#### The problem:
Your task is to print the material below exactly as presented.

(Records from a data collection)
..............................
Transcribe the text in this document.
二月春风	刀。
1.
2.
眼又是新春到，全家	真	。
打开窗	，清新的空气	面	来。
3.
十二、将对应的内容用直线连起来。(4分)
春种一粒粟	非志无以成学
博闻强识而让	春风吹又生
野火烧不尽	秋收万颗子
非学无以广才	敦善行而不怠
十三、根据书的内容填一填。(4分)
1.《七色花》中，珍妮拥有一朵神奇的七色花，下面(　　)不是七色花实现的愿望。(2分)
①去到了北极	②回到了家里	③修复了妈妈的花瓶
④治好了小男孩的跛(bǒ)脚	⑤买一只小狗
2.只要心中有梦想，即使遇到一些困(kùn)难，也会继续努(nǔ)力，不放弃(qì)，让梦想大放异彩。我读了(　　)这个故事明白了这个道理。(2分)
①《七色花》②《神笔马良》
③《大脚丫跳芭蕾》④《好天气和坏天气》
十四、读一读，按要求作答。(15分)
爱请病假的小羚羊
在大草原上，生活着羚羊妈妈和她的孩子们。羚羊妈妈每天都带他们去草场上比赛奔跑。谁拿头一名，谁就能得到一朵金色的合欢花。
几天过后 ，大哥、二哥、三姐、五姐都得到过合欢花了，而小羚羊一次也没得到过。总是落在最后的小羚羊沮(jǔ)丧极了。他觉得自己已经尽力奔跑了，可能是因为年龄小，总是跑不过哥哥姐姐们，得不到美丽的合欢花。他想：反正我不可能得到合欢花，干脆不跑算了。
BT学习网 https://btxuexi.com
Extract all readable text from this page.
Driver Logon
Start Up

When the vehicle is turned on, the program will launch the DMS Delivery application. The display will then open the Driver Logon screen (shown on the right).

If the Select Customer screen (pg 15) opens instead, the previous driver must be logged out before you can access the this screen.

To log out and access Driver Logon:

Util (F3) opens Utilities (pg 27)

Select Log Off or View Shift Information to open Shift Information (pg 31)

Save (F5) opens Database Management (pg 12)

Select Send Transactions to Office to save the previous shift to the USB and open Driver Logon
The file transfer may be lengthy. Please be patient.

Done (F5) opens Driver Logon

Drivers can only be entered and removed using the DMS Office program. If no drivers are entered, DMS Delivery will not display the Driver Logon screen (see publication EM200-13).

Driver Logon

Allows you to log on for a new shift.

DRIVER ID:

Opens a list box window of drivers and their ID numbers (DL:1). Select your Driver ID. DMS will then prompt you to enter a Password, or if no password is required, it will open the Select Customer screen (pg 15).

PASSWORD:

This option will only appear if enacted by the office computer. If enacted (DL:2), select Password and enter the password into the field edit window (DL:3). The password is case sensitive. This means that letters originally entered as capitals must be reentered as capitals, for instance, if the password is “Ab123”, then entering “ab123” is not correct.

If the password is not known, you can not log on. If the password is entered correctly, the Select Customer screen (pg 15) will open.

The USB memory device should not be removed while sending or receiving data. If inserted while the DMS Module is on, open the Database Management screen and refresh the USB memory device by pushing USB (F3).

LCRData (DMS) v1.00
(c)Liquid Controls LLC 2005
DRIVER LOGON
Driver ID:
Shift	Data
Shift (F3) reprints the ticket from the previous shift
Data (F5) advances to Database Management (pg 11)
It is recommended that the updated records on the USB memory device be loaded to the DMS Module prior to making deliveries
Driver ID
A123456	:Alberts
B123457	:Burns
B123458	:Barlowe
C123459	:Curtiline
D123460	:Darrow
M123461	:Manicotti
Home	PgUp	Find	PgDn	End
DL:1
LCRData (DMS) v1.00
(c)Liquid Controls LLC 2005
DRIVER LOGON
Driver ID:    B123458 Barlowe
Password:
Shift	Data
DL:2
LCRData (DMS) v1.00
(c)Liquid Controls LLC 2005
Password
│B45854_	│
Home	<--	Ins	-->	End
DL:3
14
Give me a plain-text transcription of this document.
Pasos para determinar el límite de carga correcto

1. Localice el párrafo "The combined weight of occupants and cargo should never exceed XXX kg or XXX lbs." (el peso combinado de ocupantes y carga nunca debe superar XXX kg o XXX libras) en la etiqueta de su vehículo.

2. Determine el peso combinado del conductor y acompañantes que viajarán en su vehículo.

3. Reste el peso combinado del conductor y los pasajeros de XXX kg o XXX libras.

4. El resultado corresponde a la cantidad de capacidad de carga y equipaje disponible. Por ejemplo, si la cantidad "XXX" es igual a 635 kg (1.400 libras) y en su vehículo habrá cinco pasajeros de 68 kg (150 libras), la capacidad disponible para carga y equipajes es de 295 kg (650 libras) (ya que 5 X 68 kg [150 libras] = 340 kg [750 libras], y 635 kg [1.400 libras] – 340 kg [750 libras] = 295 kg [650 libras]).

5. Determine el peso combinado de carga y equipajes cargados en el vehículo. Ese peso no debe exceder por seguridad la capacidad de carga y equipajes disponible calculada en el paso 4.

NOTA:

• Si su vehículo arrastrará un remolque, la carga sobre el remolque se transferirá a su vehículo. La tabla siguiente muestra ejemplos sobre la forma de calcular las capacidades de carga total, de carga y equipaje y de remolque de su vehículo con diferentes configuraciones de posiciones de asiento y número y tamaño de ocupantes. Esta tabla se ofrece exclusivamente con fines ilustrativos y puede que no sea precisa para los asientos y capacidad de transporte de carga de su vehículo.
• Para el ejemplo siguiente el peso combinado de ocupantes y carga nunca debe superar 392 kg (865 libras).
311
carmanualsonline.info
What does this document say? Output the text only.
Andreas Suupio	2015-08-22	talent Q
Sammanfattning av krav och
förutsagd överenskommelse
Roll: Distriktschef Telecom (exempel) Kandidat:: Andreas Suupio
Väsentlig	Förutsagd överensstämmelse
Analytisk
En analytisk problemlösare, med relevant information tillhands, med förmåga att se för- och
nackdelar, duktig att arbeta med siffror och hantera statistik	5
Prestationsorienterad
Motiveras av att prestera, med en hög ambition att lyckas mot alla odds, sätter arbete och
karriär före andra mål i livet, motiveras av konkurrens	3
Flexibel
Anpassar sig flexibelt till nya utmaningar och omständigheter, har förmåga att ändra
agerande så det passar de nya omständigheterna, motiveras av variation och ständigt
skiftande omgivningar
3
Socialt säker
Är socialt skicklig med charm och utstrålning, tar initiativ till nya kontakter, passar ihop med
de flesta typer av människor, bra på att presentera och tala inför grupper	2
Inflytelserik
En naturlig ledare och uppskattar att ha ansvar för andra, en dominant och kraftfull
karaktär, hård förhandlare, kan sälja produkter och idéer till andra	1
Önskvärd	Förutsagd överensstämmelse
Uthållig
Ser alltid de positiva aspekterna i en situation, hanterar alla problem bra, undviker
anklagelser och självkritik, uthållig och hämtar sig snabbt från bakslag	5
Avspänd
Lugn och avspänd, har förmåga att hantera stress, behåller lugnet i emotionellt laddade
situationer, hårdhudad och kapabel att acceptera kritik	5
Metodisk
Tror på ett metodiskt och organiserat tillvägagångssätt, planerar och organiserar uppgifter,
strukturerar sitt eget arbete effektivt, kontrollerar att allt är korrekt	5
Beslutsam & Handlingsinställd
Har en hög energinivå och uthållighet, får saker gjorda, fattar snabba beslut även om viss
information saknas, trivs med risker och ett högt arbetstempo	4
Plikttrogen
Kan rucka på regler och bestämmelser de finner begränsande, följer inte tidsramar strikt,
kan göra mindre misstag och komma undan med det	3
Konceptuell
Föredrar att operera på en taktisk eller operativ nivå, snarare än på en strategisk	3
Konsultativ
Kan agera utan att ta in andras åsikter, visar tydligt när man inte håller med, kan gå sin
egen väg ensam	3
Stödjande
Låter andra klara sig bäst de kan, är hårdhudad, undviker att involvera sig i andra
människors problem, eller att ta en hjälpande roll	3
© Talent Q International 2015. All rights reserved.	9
..............................
#### Expected output:
Transcribe the text in this document.
二月春风	刀。
1.
2.
眼又是新春到，全家	真	。
打开窗	，清新的空气	面	来。
3.
十二、将对应的内容用直线连起来。(4分)
春种一粒粟	非志无以成学
博闻强识而让	春风吹又生
野火烧不尽	秋收万颗子
非学无以广才	敦善行而不怠
十三、根据书的内容填一填。(4分)
1.《七色花》中，珍妮拥有一朵神奇的七色花，下面(　　)不是七色花实现的愿望。(2分)
①去到了北极	②回到了家里	③修复了妈妈的花瓶
④治好了小男孩的跛(bǒ)脚	⑤买一只小狗
2.只要心中有梦想，即使遇到一些困(kùn)难，也会继续努(nǔ)力，不放弃(qì)，让梦想大放异彩。我读了(　　)这个故事明白了这个道理。(2分)
①《七色花》②《神笔马良》
③《大脚丫跳芭蕾》④《好天气和坏天气》
十四、读一读，按要求作答。(15分)
爱请病假的小羚羊
在大草原上，生活着羚羊妈妈和她的孩子们。羚羊妈妈每天都带他们去草场上比赛奔跑。谁拿头一名，谁就能得到一朵金色的合欢花。
几天过后 ，大哥、二哥、三姐、五姐都得到过合欢花了，而小羚羊一次也没得到过。总是落在最后的小羚羊沮(jǔ)丧极了。他觉得自己已经尽力奔跑了，可能是因为年龄小，总是跑不过哥哥姐姐们，得不到美丽的合欢花。他想：反正我不可能得到合欢花，干脆不跑算了。
BT学习网 https://btxuexi.com
Extract all readable text from this page.
Driver Logon
Start Up

When the vehicle is turned on, the program will launch the DMS Delivery application. The display will then open the Driver Logon screen (shown on the right).

If the Select Customer screen (pg 15) opens instead, the previous driver must be logged out before you can access the this screen.

To log out and access Driver Logon:

Util (F3) opens Utilities (pg 27)

Select Log Off or View Shift Information to open Shift Information (pg 31)

Save (F5) opens Database Management (pg 12)

Select Send Transactions to Office to save the previous shift to the USB and open Driver Logon
The file transfer may be lengthy. Please be patient.

Done (F5) opens Driver Logon

Drivers can only be entered and removed using the DMS Office program. If no drivers are entered, DMS Delivery will not display the Driver Logon screen (see publication EM200-13).

Driver Logon

Allows you to log on for a new shift.

DRIVER ID:

Opens a list box window of drivers and their ID numbers (DL:1). Select your Driver ID. DMS will then prompt you to enter a Password, or if no password is required, it will open the Select Customer screen (pg 15).

PASSWORD:

This option will only appear if enacted by the office computer. If enacted (DL:2), select Password and enter the password into the field edit window (DL:3). The password is case sensitive. This means that letters originally entered as capitals must be reentered as capitals, for instance, if the password is “Ab123”, then entering “ab123” is not correct.

If the password is not known, you can not log on. If the password is entered correctly, the Select Customer screen (pg 15) will open.

The USB memory device should not be removed while sending or receiving data. If inserted while the DMS Module is on, open the Database Management screen and refresh the USB memory device by pushing USB (F3).

LCRData (DMS) v1.00
(c)Liquid Controls LLC 2005
DRIVER LOGON
Driver ID:
Shift	Data
Shift (F3) reprints the ticket from the previous shift
Data (F5) advances to Database Management (pg 11)
It is recommended that the updated records on the USB memory device be loaded to the DMS Module prior to making deliveries
Driver ID
A123456	:Alberts
B123457	:Burns
B123458	:Barlowe
C123459	:Curtiline
D123460	:Darrow
M123461	:Manicotti
Home	PgUp	Find	PgDn	End
DL:1
LCRData (DMS) v1.00
(c)Liquid Controls LLC 2005
DRIVER LOGON
Driver ID:    B123458 Barlowe
Password:
Shift	Data
DL:2
LCRData (DMS) v1.00
(c)Liquid Controls LLC 2005
Password
│B45854_	│
Home	<--	Ins	-->	End
DL:3
14
Give me a plain-text transcription of this document.
Pasos para determinar el límite de carga correcto

1. Localice el párrafo "The combined weight of occupants and cargo should never exceed XXX kg or XXX lbs." (el peso combinado de ocupantes y carga nunca debe superar XXX kg o XXX libras) en la etiqueta de su vehículo.

2. Determine el peso combinado del conductor y acompañantes que viajarán en su vehículo.

3. Reste el peso combinado del conductor y los pasajeros de XXX kg o XXX libras.

4. El resultado corresponde a la cantidad de capacidad de carga y equipaje disponible. Por ejemplo, si la cantidad "XXX" es igual a 635 kg (1.400 libras) y en su vehículo habrá cinco pasajeros de 68 kg (150 libras), la capacidad disponible para carga y equipajes es de 295 kg (650 libras) (ya que 5 X 68 kg [150 libras] = 340 kg [750 libras], y 635 kg [1.400 libras] – 340 kg [750 libras] = 295 kg [650 libras]).

5. Determine el peso combinado de carga y equipajes cargados en el vehículo. Ese peso no debe exceder por seguridad la capacidad de carga y equipajes disponible calculada en el paso 4.

NOTA:

• Si su vehículo arrastrará un remolque, la carga sobre el remolque se transferirá a su vehículo. La tabla siguiente muestra ejemplos sobre la forma de calcular las capacidades de carga total, de carga y equipaje y de remolque de su vehículo con diferentes configuraciones de posiciones de asiento y número y tamaño de ocupantes. Esta tabla se ofrece exclusivamente con fines ilustrativos y puede que no sea precisa para los asientos y capacidad de transporte de carga de su vehículo.
• Para el ejemplo siguiente el peso combinado de ocupantes y carga nunca debe superar 392 kg (865 libras).
311
carmanualsonline.info
What does this document say? Output the text only.
Andreas Suupio	2015-08-22	talent Q
Sammanfattning av krav och
förutsagd överenskommelse
Roll: Distriktschef Telecom (exempel) Kandidat:: Andreas Suupio
Väsentlig	Förutsagd överensstämmelse
Analytisk
En analytisk problemlösare, med relevant information tillhands, med förmåga att se för- och
nackdelar, duktig att arbeta med siffror och hantera statistik	5
Prestationsorienterad
Motiveras av att prestera, med en hög ambition att lyckas mot alla odds, sätter arbete och
karriär före andra mål i livet, motiveras av konkurrens	3
Flexibel
Anpassar sig flexibelt till nya utmaningar och omständigheter, har förmåga att ändra
agerande så det passar de nya omständigheterna, motiveras av variation och ständigt
skiftande omgivningar
3
Socialt säker
Är socialt skicklig med charm och utstrålning, tar initiativ till nya kontakter, passar ihop med
de flesta typer av människor, bra på att presentera och tala inför grupper	2
Inflytelserik
En naturlig ledare och uppskattar att ha ansvar för andra, en dominant och kraftfull
karaktär, hård förhandlare, kan sälja produkter och idéer till andra	1
Önskvärd	Förutsagd överensstämmelse
Uthållig
Ser alltid de positiva aspekterna i en situation, hanterar alla problem bra, undviker
anklagelser och självkritik, uthållig och hämtar sig snabbt från bakslag	5
Avspänd
Lugn och avspänd, har förmåga att hantera stress, behåller lugnet i emotionellt laddade
situationer, hårdhudad och kapabel att acceptera kritik	5
Metodisk
Tror på ett metodiskt och organiserat tillvägagångssätt, planerar och organiserar uppgifter,
strukturerar sitt eget arbete effektivt, kontrollerar att allt är korrekt	5
Beslutsam & Handlingsinställd
Har en hög energinivå och uthållighet, får saker gjorda, fattar snabba beslut även om viss
information saknas, trivs med risker och ett högt arbetstempo	4
Plikttrogen
Kan rucka på regler och bestämmelser de finner begränsande, följer inte tidsramar strikt,
kan göra mindre misstag och komma undan med det	3
Konceptuell
Föredrar att operera på en taktisk eller operativ nivå, snarare än på en strategisk	3
Konsultativ
Kan agera utan att ta in andras åsikter, visar tydligt när man inte håller med, kan gå sin
egen väg ensam	3
Stödjande
Låter andra klara sig bäst de kan, är hårdhudad, undviker att involvera sig i andra
människors problem, eller att ta en hjälpande roll	3
© Talent Q International 2015. All rights reserved.	9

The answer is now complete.